Chart and figure data

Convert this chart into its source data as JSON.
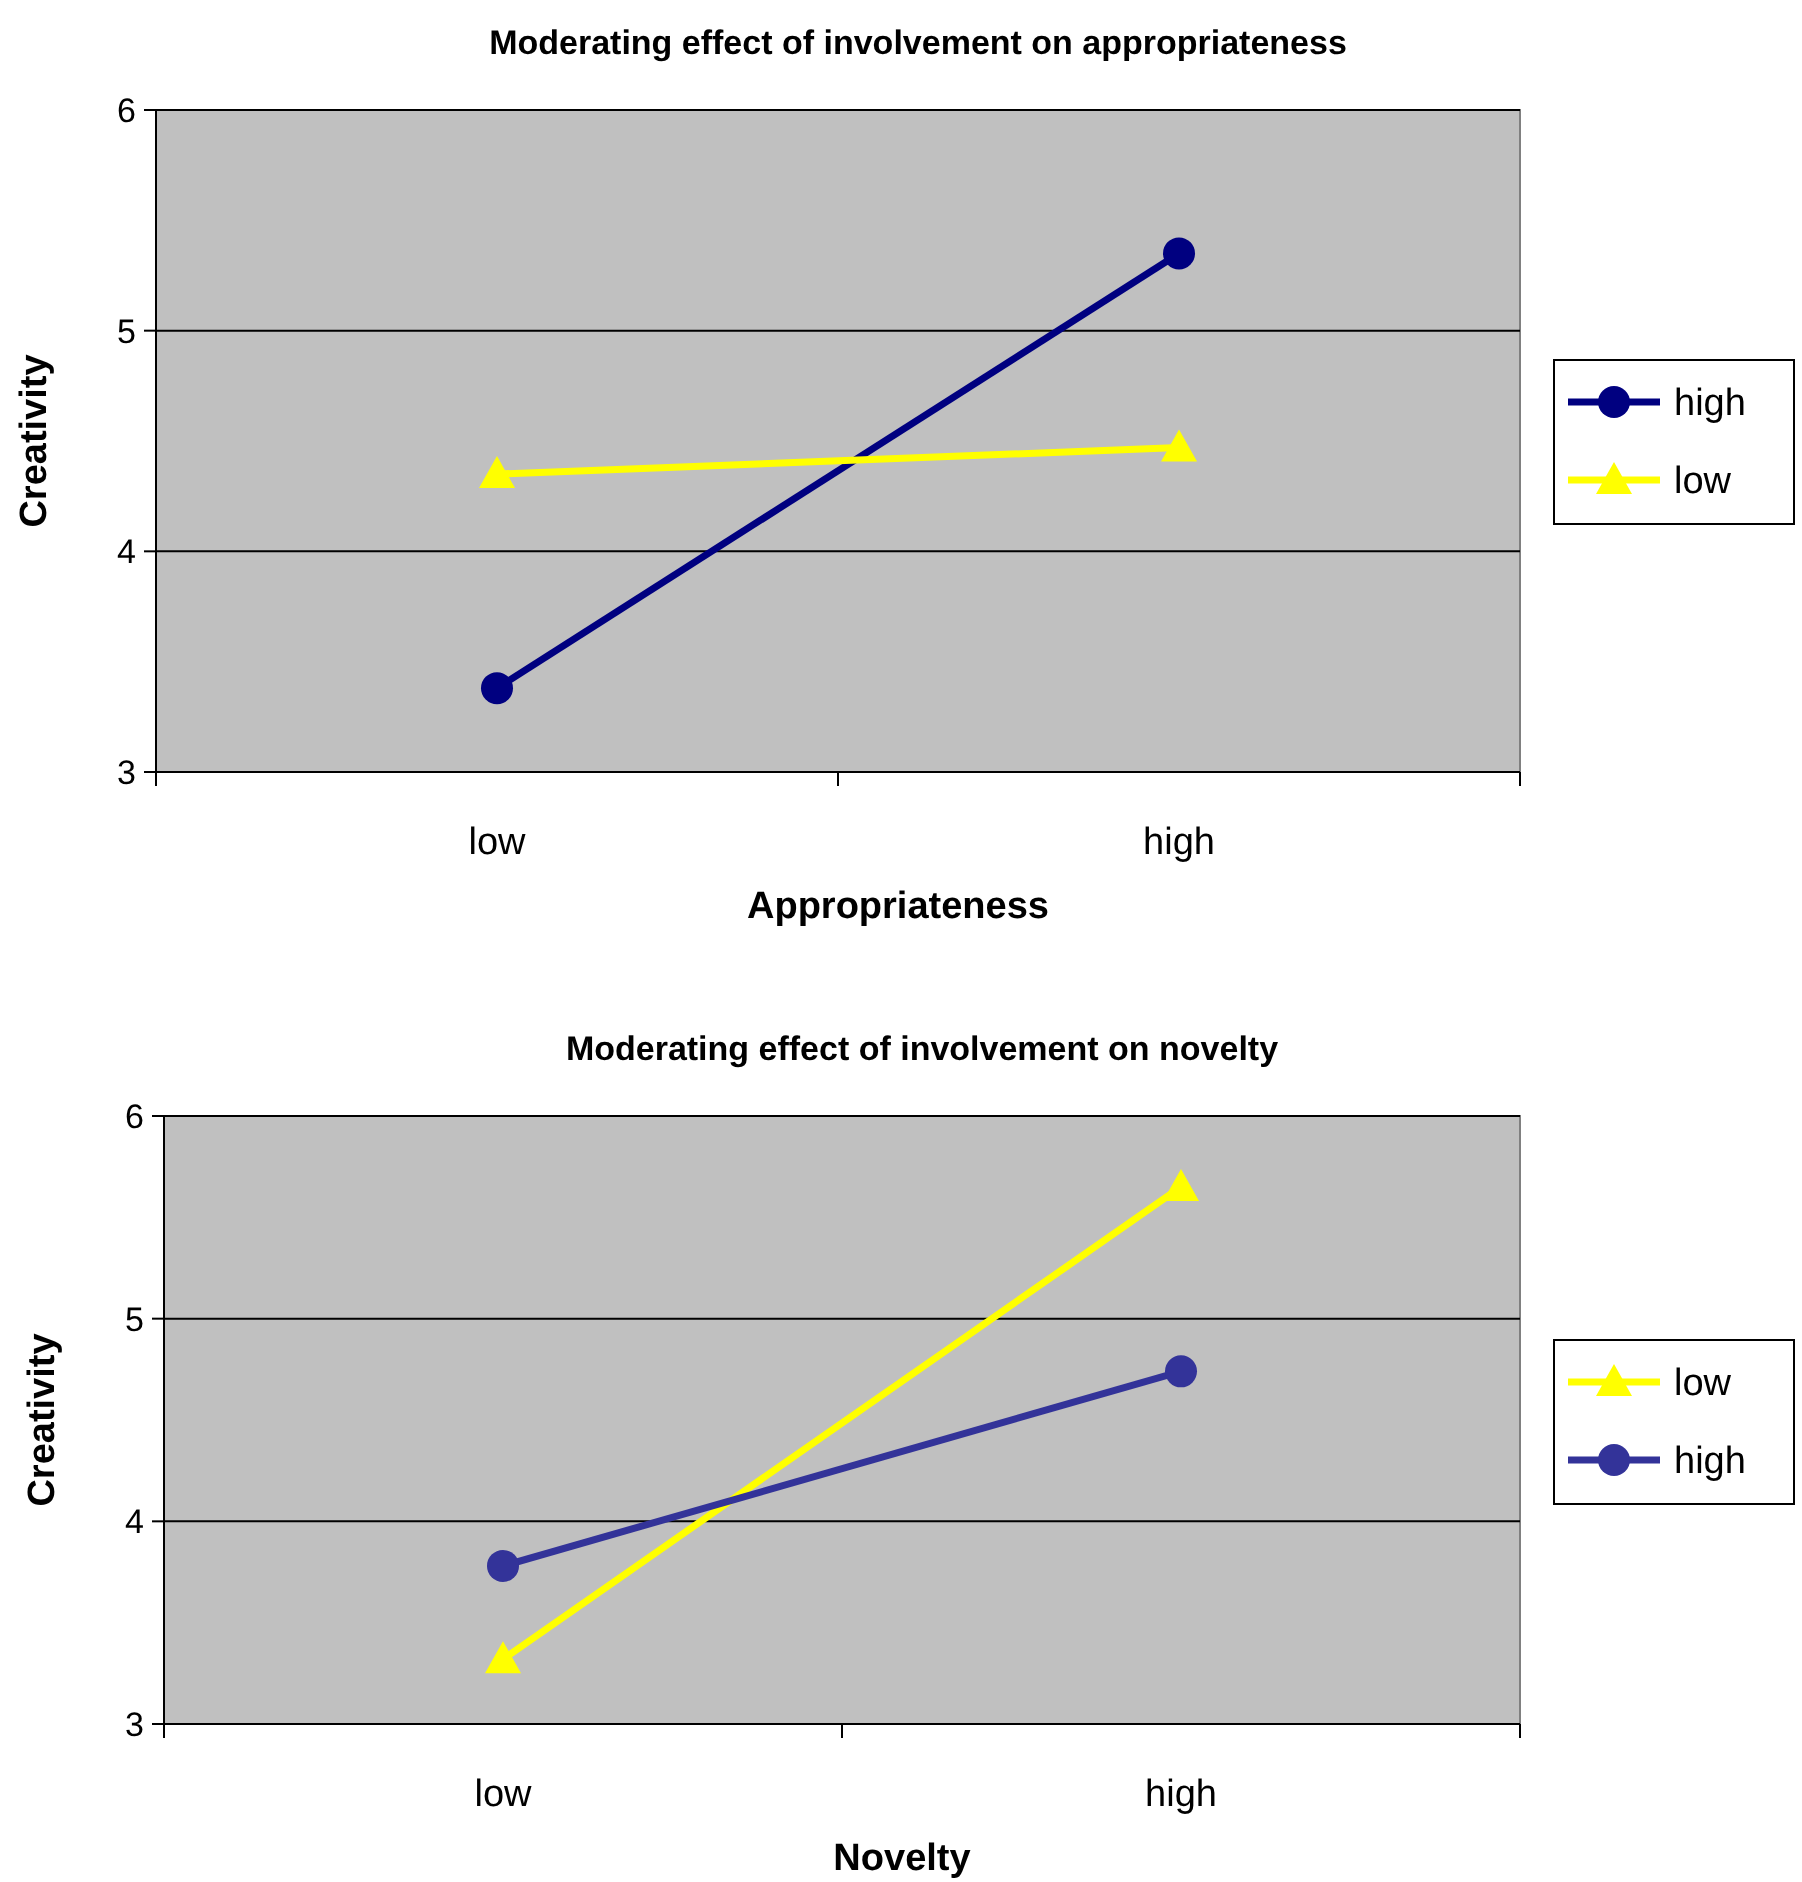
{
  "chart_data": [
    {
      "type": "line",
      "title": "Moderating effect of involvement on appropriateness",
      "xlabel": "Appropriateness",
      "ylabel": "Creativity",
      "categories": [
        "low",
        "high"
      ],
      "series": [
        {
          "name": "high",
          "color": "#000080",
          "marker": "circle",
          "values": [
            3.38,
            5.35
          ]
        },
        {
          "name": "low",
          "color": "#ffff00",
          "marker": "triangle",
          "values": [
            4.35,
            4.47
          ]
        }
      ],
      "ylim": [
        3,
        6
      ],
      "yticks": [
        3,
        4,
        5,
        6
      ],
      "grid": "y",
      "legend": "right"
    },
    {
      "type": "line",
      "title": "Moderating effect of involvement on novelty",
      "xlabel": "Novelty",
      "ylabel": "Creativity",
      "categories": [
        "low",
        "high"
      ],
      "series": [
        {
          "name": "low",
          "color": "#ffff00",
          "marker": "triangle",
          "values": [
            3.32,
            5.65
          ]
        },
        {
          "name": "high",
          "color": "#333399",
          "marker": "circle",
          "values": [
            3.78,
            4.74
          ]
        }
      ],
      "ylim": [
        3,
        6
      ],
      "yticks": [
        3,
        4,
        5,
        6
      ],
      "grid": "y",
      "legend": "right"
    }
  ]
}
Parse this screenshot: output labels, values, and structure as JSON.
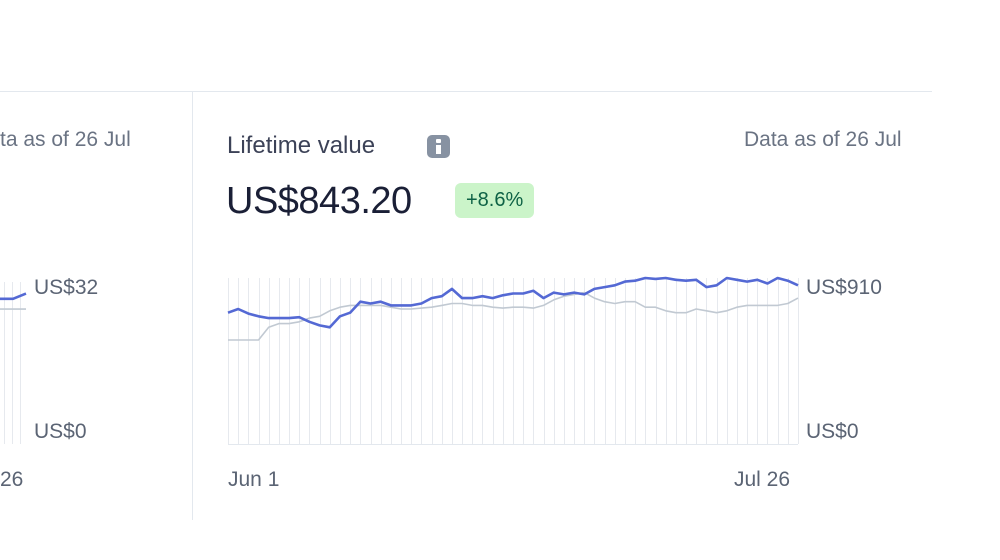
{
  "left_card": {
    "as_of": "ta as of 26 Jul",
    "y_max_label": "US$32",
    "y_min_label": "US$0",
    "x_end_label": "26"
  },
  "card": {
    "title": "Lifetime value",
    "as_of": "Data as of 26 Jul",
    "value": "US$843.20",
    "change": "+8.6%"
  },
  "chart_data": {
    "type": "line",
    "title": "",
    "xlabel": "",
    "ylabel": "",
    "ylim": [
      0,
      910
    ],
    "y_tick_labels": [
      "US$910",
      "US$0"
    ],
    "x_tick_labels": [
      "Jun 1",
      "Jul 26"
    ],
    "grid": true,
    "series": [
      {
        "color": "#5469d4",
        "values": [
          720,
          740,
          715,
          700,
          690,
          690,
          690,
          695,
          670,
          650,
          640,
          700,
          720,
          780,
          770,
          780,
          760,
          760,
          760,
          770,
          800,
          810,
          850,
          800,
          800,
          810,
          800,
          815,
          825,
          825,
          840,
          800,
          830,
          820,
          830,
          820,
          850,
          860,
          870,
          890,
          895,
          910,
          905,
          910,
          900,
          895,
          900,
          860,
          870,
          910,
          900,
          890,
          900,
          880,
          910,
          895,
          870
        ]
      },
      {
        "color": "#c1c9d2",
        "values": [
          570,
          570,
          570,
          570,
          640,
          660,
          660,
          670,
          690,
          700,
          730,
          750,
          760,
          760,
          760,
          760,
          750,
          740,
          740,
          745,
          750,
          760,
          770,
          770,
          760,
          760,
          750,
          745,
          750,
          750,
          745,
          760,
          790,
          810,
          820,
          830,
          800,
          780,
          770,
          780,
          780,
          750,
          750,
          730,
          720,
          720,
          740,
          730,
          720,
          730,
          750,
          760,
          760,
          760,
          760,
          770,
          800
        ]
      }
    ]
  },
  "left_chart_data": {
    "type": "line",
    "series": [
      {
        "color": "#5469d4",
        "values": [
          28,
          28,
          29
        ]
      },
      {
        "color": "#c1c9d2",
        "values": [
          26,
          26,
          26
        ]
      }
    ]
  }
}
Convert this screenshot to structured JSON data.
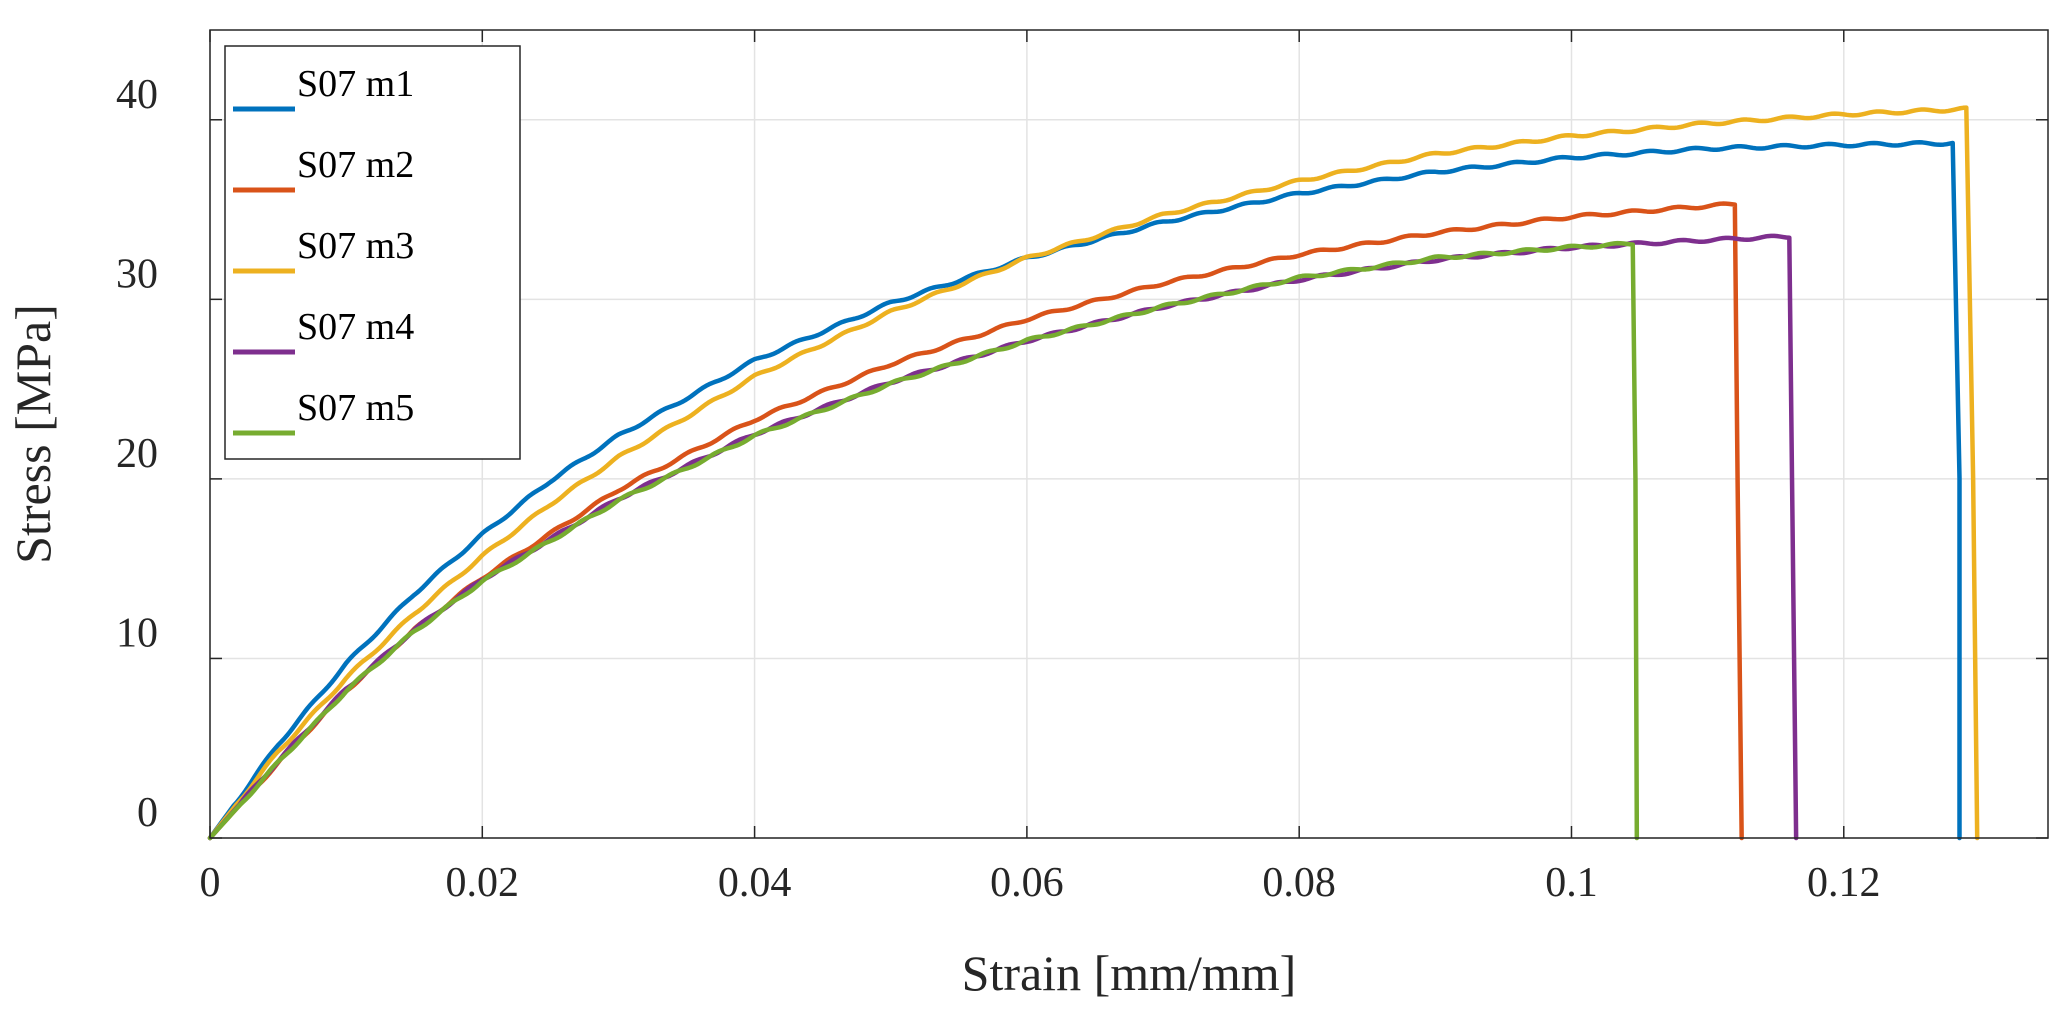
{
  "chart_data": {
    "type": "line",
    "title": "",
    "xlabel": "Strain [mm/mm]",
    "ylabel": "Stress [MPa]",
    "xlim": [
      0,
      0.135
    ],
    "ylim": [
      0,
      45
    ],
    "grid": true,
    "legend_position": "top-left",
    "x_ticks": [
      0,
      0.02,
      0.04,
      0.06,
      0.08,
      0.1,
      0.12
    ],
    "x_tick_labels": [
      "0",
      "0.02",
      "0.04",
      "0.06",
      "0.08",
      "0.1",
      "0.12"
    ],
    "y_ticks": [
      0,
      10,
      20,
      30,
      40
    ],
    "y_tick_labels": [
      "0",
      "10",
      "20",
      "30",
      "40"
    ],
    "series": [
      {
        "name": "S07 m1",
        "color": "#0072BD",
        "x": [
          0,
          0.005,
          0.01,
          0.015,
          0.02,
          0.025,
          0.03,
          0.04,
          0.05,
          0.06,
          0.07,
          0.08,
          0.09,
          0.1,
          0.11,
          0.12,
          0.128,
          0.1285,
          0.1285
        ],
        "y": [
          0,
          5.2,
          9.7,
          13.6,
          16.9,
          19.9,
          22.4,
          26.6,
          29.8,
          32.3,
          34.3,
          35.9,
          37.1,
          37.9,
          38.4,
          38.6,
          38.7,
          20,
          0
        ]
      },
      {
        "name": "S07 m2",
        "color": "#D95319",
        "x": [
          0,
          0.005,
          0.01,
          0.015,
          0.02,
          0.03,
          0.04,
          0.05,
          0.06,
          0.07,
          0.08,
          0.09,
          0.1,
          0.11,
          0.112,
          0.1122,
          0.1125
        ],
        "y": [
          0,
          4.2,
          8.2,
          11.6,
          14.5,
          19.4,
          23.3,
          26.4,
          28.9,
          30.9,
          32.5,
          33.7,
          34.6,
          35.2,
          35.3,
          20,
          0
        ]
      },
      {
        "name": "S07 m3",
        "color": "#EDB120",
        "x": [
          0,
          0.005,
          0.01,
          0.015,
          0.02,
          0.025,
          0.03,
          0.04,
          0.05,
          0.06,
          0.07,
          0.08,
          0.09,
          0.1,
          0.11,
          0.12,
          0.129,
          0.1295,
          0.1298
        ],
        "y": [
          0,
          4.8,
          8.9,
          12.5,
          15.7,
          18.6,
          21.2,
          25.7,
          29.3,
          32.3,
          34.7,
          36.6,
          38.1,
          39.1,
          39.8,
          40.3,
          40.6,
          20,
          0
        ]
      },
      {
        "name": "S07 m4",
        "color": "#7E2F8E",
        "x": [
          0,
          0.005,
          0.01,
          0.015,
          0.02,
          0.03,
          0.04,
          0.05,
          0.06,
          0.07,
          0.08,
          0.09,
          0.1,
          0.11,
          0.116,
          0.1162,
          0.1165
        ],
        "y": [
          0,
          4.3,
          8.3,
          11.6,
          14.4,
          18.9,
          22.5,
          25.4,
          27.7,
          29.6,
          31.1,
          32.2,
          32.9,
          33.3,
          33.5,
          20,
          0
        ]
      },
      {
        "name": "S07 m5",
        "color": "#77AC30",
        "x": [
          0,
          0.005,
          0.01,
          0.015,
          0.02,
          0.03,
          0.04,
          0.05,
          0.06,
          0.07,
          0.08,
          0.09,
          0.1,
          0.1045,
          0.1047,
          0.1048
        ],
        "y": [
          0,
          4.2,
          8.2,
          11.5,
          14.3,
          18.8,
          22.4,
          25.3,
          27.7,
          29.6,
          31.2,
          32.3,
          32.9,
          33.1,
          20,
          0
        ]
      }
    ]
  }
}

Given request: Identify every line where the string "name" appears.

Task response:
          "name": "high",
          "name": "low",
          "name": "low",
          "name": "high",
        "name": "S07 m1",
        "name": "S07 m2",
        "name": "S07 m3",
        "name": "S07 m4",
        "name": "S07 m5",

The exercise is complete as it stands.